WHAT IS BEING ASKED
Every line below must be reproduced exactly. Copy them all.

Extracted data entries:

◆ ◆ ◆ ◆ ◆

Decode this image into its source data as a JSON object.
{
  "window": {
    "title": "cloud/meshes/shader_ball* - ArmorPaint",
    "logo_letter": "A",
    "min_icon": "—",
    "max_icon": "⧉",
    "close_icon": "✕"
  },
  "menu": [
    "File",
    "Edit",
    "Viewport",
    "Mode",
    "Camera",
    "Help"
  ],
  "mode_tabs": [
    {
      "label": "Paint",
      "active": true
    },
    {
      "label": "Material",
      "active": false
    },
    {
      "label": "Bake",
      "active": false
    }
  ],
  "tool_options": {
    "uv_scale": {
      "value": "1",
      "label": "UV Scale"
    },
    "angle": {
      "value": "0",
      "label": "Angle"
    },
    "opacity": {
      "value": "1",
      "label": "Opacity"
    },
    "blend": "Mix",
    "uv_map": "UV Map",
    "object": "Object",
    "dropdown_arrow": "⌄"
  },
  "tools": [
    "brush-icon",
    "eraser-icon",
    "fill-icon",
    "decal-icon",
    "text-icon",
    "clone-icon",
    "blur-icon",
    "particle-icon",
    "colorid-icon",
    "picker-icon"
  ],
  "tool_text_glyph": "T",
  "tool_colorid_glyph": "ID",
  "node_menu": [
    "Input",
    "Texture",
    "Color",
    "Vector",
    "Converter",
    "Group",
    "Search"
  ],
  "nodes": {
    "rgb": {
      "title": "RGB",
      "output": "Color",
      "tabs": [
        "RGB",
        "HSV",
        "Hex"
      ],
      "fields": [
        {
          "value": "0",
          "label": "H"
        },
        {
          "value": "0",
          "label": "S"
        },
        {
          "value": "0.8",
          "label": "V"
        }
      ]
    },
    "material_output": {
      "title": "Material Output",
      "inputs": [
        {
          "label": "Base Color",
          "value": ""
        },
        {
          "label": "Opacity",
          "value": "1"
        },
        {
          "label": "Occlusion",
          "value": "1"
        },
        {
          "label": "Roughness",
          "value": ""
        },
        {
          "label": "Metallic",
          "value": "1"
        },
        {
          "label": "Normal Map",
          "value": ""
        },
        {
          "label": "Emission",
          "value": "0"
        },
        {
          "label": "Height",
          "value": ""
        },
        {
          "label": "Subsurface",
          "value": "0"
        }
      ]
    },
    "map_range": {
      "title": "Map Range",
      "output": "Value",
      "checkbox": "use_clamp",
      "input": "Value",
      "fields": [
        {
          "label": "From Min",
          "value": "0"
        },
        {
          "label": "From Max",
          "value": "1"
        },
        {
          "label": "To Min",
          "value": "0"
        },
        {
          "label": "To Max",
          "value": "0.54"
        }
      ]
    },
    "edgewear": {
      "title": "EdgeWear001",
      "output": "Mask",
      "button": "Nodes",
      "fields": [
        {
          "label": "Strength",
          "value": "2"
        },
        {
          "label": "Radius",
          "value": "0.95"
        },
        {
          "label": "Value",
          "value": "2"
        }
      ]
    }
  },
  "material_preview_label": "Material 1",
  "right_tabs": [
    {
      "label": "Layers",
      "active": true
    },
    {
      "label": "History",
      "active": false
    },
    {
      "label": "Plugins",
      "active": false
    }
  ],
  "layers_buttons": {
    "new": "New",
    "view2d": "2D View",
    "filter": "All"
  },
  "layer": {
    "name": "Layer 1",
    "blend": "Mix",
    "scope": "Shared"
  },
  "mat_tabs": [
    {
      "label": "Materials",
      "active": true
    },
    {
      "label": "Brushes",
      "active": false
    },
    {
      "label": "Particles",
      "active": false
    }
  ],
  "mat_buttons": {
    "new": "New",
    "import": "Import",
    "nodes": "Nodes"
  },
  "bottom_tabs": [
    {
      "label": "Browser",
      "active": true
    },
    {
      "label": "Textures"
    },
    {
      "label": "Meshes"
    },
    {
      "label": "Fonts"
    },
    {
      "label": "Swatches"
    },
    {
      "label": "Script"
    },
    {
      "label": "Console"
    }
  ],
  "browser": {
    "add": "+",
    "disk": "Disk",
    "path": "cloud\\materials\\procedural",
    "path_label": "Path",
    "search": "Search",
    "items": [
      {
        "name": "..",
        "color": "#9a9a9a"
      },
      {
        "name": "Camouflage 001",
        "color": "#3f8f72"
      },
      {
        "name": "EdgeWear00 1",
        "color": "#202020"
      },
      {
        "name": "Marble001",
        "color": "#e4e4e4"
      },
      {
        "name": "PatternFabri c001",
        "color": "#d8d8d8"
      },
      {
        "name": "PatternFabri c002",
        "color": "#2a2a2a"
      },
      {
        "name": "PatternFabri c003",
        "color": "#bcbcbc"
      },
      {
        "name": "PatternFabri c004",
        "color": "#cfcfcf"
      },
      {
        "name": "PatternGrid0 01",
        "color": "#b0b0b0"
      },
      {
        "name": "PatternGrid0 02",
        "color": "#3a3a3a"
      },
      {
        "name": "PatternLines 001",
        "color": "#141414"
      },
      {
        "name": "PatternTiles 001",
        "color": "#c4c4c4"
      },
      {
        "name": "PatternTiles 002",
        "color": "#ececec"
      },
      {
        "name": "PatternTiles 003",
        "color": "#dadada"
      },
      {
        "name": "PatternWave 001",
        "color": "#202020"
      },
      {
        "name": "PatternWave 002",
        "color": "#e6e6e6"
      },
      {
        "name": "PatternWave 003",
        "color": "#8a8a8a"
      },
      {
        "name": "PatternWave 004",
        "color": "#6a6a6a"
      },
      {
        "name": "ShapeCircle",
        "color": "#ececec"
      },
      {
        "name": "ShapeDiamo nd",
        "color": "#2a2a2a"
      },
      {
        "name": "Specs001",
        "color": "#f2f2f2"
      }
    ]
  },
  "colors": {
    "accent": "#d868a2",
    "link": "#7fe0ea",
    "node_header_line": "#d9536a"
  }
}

◆ ◆ ◆ ◆ ◆

PROBLEM SOLUTION
Decode this image into its source data as a JSON object.
{
  "window": {
    "title": "cloud/meshes/shader_ball* - ArmorPaint",
    "logo_letter": "A",
    "min_icon": "—",
    "max_icon": "⧉",
    "close_icon": "✕"
  },
  "menu": [
    "File",
    "Edit",
    "Viewport",
    "Mode",
    "Camera",
    "Help"
  ],
  "mode_tabs": [
    {
      "label": "Paint",
      "active": true
    },
    {
      "label": "Material",
      "active": false
    },
    {
      "label": "Bake",
      "active": false
    }
  ],
  "tool_options": {
    "uv_scale": {
      "value": "1",
      "label": "UV Scale"
    },
    "angle": {
      "value": "0",
      "label": "Angle"
    },
    "opacity": {
      "value": "1",
      "label": "Opacity"
    },
    "blend": "Mix",
    "uv_map": "UV Map",
    "object": "Object",
    "dropdown_arrow": "⌄"
  },
  "tools": [
    "brush-icon",
    "eraser-icon",
    "fill-icon",
    "decal-icon",
    "text-icon",
    "clone-icon",
    "blur-icon",
    "particle-icon",
    "colorid-icon",
    "picker-icon"
  ],
  "tool_text_glyph": "T",
  "tool_colorid_glyph": "ID",
  "node_menu": [
    "Input",
    "Texture",
    "Color",
    "Vector",
    "Converter",
    "Group",
    "Search"
  ],
  "nodes": {
    "rgb": {
      "title": "RGB",
      "output": "Color",
      "tabs": [
        "RGB",
        "HSV",
        "Hex"
      ],
      "fields": [
        {
          "value": "0",
          "label": "H"
        },
        {
          "value": "0",
          "label": "S"
        },
        {
          "value": "0.8",
          "label": "V"
        }
      ]
    },
    "material_output": {
      "title": "Material Output",
      "inputs": [
        {
          "label": "Base Color",
          "value": ""
        },
        {
          "label": "Opacity",
          "value": "1"
        },
        {
          "label": "Occlusion",
          "value": "1"
        },
        {
          "label": "Roughness",
          "value": ""
        },
        {
          "label": "Metallic",
          "value": "1"
        },
        {
          "label": "Normal Map",
          "value": ""
        },
        {
          "label": "Emission",
          "value": "0"
        },
        {
          "label": "Height",
          "value": ""
        },
        {
          "label": "Subsurface",
          "value": "0"
        }
      ]
    },
    "map_range": {
      "title": "Map Range",
      "output": "Value",
      "checkbox": "use_clamp",
      "input": "Value",
      "fields": [
        {
          "label": "From Min",
          "value": "0"
        },
        {
          "label": "From Max",
          "value": "1"
        },
        {
          "label": "To Min",
          "value": "0"
        },
        {
          "label": "To Max",
          "value": "0.54"
        }
      ]
    },
    "edgewear": {
      "title": "EdgeWear001",
      "output": "Mask",
      "button": "Nodes",
      "fields": [
        {
          "label": "Strength",
          "value": "2"
        },
        {
          "label": "Radius",
          "value": "0.95"
        },
        {
          "label": "Value",
          "value": "2"
        }
      ]
    }
  },
  "material_preview_label": "Material 1",
  "right_tabs": [
    {
      "label": "Layers",
      "active": true
    },
    {
      "label": "History",
      "active": false
    },
    {
      "label": "Plugins",
      "active": false
    }
  ],
  "layers_buttons": {
    "new": "New",
    "view2d": "2D View",
    "filter": "All"
  },
  "layer": {
    "name": "Layer 1",
    "blend": "Mix",
    "scope": "Shared"
  },
  "mat_tabs": [
    {
      "label": "Materials",
      "active": true
    },
    {
      "label": "Brushes",
      "active": false
    },
    {
      "label": "Particles",
      "active": false
    }
  ],
  "mat_buttons": {
    "new": "New",
    "import": "Import",
    "nodes": "Nodes"
  },
  "bottom_tabs": [
    {
      "label": "Browser",
      "active": true
    },
    {
      "label": "Textures"
    },
    {
      "label": "Meshes"
    },
    {
      "label": "Fonts"
    },
    {
      "label": "Swatches"
    },
    {
      "label": "Script"
    },
    {
      "label": "Console"
    }
  ],
  "browser": {
    "add": "+",
    "disk": "Disk",
    "path": "cloud\\materials\\procedural",
    "path_label": "Path",
    "search": "Search",
    "items": [
      {
        "name": "..",
        "color": "#9a9a9a"
      },
      {
        "name": "Camouflage 001",
        "color": "#3f8f72"
      },
      {
        "name": "EdgeWear00 1",
        "color": "#202020"
      },
      {
        "name": "Marble001",
        "color": "#e4e4e4"
      },
      {
        "name": "PatternFabri c001",
        "color": "#d8d8d8"
      },
      {
        "name": "PatternFabri c002",
        "color": "#2a2a2a"
      },
      {
        "name": "PatternFabri c003",
        "color": "#bcbcbc"
      },
      {
        "name": "PatternFabri c004",
        "color": "#cfcfcf"
      },
      {
        "name": "PatternGrid0 01",
        "color": "#b0b0b0"
      },
      {
        "name": "PatternGrid0 02",
        "color": "#3a3a3a"
      },
      {
        "name": "PatternLines 001",
        "color": "#141414"
      },
      {
        "name": "PatternTiles 001",
        "color": "#c4c4c4"
      },
      {
        "name": "PatternTiles 002",
        "color": "#ececec"
      },
      {
        "name": "PatternTiles 003",
        "color": "#dadada"
      },
      {
        "name": "PatternWave 001",
        "color": "#202020"
      },
      {
        "name": "PatternWave 002",
        "color": "#e6e6e6"
      },
      {
        "name": "PatternWave 003",
        "color": "#8a8a8a"
      },
      {
        "name": "PatternWave 004",
        "color": "#6a6a6a"
      },
      {
        "name": "ShapeCircle",
        "color": "#ececec"
      },
      {
        "name": "ShapeDiamo nd",
        "color": "#2a2a2a"
      },
      {
        "name": "Specs001",
        "color": "#f2f2f2"
      }
    ]
  },
  "colors": {
    "accent": "#d868a2",
    "link": "#7fe0ea",
    "node_header_line": "#d9536a"
  }
}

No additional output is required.